| DATA IN THIS EXERCISE |
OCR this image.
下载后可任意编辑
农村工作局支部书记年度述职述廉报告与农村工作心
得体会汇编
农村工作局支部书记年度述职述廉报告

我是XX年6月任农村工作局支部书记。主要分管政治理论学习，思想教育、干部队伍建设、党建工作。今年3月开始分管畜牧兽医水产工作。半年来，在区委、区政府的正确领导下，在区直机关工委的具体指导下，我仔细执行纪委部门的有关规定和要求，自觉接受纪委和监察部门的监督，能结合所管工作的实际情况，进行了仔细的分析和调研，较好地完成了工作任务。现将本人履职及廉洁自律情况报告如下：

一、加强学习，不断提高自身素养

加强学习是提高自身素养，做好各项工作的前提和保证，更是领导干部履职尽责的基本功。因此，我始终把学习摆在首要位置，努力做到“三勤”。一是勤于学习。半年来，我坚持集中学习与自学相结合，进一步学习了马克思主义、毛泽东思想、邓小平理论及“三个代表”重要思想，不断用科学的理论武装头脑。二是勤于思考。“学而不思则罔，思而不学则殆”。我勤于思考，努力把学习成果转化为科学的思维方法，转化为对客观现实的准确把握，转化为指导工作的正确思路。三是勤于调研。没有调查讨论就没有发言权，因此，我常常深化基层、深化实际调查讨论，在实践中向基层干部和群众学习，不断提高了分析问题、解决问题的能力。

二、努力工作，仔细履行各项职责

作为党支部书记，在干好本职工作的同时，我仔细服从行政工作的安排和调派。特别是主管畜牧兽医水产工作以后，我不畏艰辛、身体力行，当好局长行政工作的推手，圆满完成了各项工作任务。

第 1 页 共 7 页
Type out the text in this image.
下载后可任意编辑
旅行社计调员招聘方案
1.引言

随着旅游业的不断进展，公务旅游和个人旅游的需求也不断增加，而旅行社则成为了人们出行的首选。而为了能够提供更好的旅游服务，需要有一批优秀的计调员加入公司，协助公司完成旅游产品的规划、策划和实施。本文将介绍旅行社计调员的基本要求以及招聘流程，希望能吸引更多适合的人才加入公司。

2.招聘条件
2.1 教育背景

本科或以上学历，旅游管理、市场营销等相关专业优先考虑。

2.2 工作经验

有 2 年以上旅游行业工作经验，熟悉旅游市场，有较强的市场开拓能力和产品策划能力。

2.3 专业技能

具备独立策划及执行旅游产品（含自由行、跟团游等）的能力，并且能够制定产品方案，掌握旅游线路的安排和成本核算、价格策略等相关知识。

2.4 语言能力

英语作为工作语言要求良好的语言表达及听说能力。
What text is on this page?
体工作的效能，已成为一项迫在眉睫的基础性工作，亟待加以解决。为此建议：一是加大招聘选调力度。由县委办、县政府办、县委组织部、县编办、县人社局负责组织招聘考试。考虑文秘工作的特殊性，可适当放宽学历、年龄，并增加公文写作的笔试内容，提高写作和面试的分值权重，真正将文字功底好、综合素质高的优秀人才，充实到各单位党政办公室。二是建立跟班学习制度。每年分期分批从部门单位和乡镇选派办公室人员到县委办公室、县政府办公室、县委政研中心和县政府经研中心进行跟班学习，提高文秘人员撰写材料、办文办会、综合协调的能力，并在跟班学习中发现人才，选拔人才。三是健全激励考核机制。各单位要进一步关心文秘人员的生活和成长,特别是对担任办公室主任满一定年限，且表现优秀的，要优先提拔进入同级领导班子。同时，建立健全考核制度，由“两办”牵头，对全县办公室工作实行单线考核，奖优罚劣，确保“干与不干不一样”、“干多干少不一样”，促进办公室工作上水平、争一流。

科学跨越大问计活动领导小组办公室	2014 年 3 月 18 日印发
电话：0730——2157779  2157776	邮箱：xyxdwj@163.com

| EXERCISE INSTRUCTIONS |
Reproduce every line of the data verbatim.

| ANSWER |
OCR this image.
下载后可任意编辑
农村工作局支部书记年度述职述廉报告与农村工作心
得体会汇编
农村工作局支部书记年度述职述廉报告

我是XX年6月任农村工作局支部书记。主要分管政治理论学习，思想教育、干部队伍建设、党建工作。今年3月开始分管畜牧兽医水产工作。半年来，在区委、区政府的正确领导下，在区直机关工委的具体指导下，我仔细执行纪委部门的有关规定和要求，自觉接受纪委和监察部门的监督，能结合所管工作的实际情况，进行了仔细的分析和调研，较好地完成了工作任务。现将本人履职及廉洁自律情况报告如下：

一、加强学习，不断提高自身素养

加强学习是提高自身素养，做好各项工作的前提和保证，更是领导干部履职尽责的基本功。因此，我始终把学习摆在首要位置，努力做到“三勤”。一是勤于学习。半年来，我坚持集中学习与自学相结合，进一步学习了马克思主义、毛泽东思想、邓小平理论及“三个代表”重要思想，不断用科学的理论武装头脑。二是勤于思考。“学而不思则罔，思而不学则殆”。我勤于思考，努力把学习成果转化为科学的思维方法，转化为对客观现实的准确把握，转化为指导工作的正确思路。三是勤于调研。没有调查讨论就没有发言权，因此，我常常深化基层、深化实际调查讨论，在实践中向基层干部和群众学习，不断提高了分析问题、解决问题的能力。

二、努力工作，仔细履行各项职责

作为党支部书记，在干好本职工作的同时，我仔细服从行政工作的安排和调派。特别是主管畜牧兽医水产工作以后，我不畏艰辛、身体力行，当好局长行政工作的推手，圆满完成了各项工作任务。

第 1 页 共 7 页
Type out the text in this image.
下载后可任意编辑
旅行社计调员招聘方案
1.引言

随着旅游业的不断进展，公务旅游和个人旅游的需求也不断增加，而旅行社则成为了人们出行的首选。而为了能够提供更好的旅游服务，需要有一批优秀的计调员加入公司，协助公司完成旅游产品的规划、策划和实施。本文将介绍旅行社计调员的基本要求以及招聘流程，希望能吸引更多适合的人才加入公司。

2.招聘条件
2.1 教育背景

本科或以上学历，旅游管理、市场营销等相关专业优先考虑。

2.2 工作经验

有 2 年以上旅游行业工作经验，熟悉旅游市场，有较强的市场开拓能力和产品策划能力。

2.3 专业技能

具备独立策划及执行旅游产品（含自由行、跟团游等）的能力，并且能够制定产品方案，掌握旅游线路的安排和成本核算、价格策略等相关知识。

2.4 语言能力

英语作为工作语言要求良好的语言表达及听说能力。
What text is on this page?
体工作的效能，已成为一项迫在眉睫的基础性工作，亟待加以解决。为此建议：一是加大招聘选调力度。由县委办、县政府办、县委组织部、县编办、县人社局负责组织招聘考试。考虑文秘工作的特殊性，可适当放宽学历、年龄，并增加公文写作的笔试内容，提高写作和面试的分值权重，真正将文字功底好、综合素质高的优秀人才，充实到各单位党政办公室。二是建立跟班学习制度。每年分期分批从部门单位和乡镇选派办公室人员到县委办公室、县政府办公室、县委政研中心和县政府经研中心进行跟班学习，提高文秘人员撰写材料、办文办会、综合协调的能力，并在跟班学习中发现人才，选拔人才。三是健全激励考核机制。各单位要进一步关心文秘人员的生活和成长,特别是对担任办公室主任满一定年限，且表现优秀的，要优先提拔进入同级领导班子。同时，建立健全考核制度，由“两办”牵头，对全县办公室工作实行单线考核，奖优罚劣，确保“干与不干不一样”、“干多干少不一样”，促进办公室工作上水平、争一流。

科学跨越大问计活动领导小组办公室	2014 年 3 月 18 日印发
电话：0730——2157779  2157776	邮箱：xyxdwj@163.com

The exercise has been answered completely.